__Texto fornecido__:
________________________
36      Em segundo lugar, há que verificar se os artigos 101.° TFUE e 102.° TFUE são aplicáveis a uma situação como a que está em causa no processo principal, em que as normas relativas às tarifas mínimas para serviços de certificação são estabelecidas pelo Estado.

37      A este respeito, importa recordar que, como resulta de jurisprudência constante do Tribunal de Justiça, embora seja verdade que os artigos 101.° TFUE e 102.° TFUE dizem unicamente respeito ao comportamento das empresas e não visam medidas legislativas ou regulamentares que emanam dos Estados‑Membros, não é menos certo que estes artigos, lidos em conjugação com o artigo 4.°, n.° 3, TUE, que institui um dever de cooperação entre a União Europeia e os Estados‑Membros, impõem aos Estados‑Membros que não tomem nem mantenham em vigor medidas, mesmo de natureza legislativa ou regulamentar, suscetíveis de eliminar o efeito útil das regras de concorrência aplicáveis às empresas (v. acórdãos de 5 de dezembro de 2006, Cipolla e o., C‑94/04 e C‑202/04, Colet., p. I‑11421, n.° 46, e de 1 de julho de 2010, Sbarigia, C‑393/08, Colet., p. I‑6337, n.° 31).
________________________
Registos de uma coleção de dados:
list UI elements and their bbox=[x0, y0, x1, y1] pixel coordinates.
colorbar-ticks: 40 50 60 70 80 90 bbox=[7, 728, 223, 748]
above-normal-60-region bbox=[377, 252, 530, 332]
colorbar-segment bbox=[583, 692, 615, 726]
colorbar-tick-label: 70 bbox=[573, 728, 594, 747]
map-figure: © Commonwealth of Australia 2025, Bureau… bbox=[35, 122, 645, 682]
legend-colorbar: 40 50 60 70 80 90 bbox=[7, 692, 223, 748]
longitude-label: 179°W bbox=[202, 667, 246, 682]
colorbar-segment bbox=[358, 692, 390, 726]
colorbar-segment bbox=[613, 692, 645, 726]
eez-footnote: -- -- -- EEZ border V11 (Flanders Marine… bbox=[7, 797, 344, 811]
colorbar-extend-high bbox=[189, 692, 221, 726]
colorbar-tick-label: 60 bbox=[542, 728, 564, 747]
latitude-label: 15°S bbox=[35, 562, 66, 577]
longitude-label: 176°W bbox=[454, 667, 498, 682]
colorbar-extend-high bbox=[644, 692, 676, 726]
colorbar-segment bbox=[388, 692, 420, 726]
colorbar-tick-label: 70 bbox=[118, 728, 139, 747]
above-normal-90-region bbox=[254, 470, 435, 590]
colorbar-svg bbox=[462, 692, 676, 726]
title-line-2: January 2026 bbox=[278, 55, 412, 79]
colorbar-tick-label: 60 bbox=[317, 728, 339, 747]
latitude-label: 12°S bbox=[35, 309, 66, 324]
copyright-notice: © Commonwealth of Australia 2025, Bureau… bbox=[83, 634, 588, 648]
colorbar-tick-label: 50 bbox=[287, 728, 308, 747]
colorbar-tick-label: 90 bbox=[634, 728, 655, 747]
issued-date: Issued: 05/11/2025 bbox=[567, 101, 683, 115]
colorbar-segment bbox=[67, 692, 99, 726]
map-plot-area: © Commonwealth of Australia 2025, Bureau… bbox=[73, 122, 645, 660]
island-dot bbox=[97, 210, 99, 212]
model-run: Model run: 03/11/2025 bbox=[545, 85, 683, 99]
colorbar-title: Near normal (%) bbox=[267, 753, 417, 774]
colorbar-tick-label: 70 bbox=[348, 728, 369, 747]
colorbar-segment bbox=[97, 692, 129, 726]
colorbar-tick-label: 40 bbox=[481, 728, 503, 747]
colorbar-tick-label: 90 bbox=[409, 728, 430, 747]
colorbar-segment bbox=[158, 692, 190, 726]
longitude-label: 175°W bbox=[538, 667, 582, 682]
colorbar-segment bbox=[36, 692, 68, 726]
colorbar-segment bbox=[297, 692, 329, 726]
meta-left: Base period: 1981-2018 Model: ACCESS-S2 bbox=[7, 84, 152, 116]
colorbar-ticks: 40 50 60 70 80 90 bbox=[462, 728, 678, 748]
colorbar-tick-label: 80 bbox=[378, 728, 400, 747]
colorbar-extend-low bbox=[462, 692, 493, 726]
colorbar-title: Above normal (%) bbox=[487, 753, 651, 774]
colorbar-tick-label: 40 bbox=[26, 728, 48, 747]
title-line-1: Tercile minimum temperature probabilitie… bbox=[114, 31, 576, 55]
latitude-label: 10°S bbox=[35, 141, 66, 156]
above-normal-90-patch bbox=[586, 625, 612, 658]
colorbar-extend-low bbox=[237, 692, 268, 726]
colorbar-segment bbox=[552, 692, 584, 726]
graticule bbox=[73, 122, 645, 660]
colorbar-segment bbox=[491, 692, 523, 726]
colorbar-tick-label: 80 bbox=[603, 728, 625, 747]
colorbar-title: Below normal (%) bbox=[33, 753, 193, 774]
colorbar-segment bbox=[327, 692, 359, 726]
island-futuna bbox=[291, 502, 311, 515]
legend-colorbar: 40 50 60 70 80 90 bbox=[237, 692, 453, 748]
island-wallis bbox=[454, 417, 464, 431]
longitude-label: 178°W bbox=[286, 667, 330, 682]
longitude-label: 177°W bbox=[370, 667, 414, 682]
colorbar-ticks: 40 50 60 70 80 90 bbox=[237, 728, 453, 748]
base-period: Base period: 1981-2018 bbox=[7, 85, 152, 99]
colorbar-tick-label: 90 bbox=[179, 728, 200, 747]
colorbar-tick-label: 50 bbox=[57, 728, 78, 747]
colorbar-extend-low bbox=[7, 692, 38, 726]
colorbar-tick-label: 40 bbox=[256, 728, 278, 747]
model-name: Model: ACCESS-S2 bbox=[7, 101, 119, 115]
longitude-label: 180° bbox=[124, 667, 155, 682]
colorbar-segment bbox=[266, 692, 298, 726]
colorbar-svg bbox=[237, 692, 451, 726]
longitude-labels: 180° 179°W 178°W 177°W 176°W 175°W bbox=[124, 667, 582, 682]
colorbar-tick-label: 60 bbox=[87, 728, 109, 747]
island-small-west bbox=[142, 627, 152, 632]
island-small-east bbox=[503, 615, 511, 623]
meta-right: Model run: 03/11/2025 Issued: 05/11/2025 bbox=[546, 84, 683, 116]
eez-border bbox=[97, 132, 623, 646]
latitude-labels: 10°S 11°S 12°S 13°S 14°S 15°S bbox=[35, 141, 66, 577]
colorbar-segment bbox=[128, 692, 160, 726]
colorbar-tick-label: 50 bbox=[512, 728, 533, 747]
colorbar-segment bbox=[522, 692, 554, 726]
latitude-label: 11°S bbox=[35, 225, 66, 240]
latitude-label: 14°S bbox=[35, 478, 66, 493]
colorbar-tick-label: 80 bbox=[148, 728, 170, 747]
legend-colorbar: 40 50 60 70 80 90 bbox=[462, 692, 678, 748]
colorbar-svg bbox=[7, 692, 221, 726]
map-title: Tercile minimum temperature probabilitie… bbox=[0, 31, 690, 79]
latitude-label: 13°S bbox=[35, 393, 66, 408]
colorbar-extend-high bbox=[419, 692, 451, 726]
________________________
__O que se pede__: Prossiga o texto sobre a aplicação das regras de concorrência às tarifas mínimas fixadas pelo Estado, a partir do ponto em que termina. O material vem de uma fonte diferente da do texto.

__Resultado final__:
38      Existe violação dos artigos 101.° TFUE ou 102.° TFUE, lidos em conjugação com o artigo 4.°, n.° 3, TUE, quando um Estado‑Membro impõe ou favorece a celebração de acordos contrários ao artigo 101.° TFUE ou reforça os seus efeitos, ou retira à sua própria regulamentação o seu carácter estatal, delegando em operadores privados a responsabilidade de tomar decisões de intervenção de interesse económico, ou ainda impõe ou favorece abusos de posição dominante (v., neste sentido, acórdão Cipolla e o., já referido, n.° 47).

39      Nenhum elemento dos autos de que o Tribunal de Justiça dispõe permite constatar que a legislação nacional em causa no processo principal tenha esses efeitos. Além disso, é manifesto que o Estado‑Membro em questão não delegou em operadores privados a responsabilidade de tomar decisões de intervenção com interesse económico.

40      Nestas condições, deve examinar‑se, em terceiro lugar, se o artigo 106.° TFUE é aplicável ao caso em apreço, uma vez que o n.° 1 deste artigo proíbe os Estados‑Membros, no tocante às empresas a que concedam direitos especiais ou exclusivos, de tomar ou manter qualquer medida contrária ao disposto nos Tratados, designadamente nos artigos 101.° TFUE e 102.° TFUE.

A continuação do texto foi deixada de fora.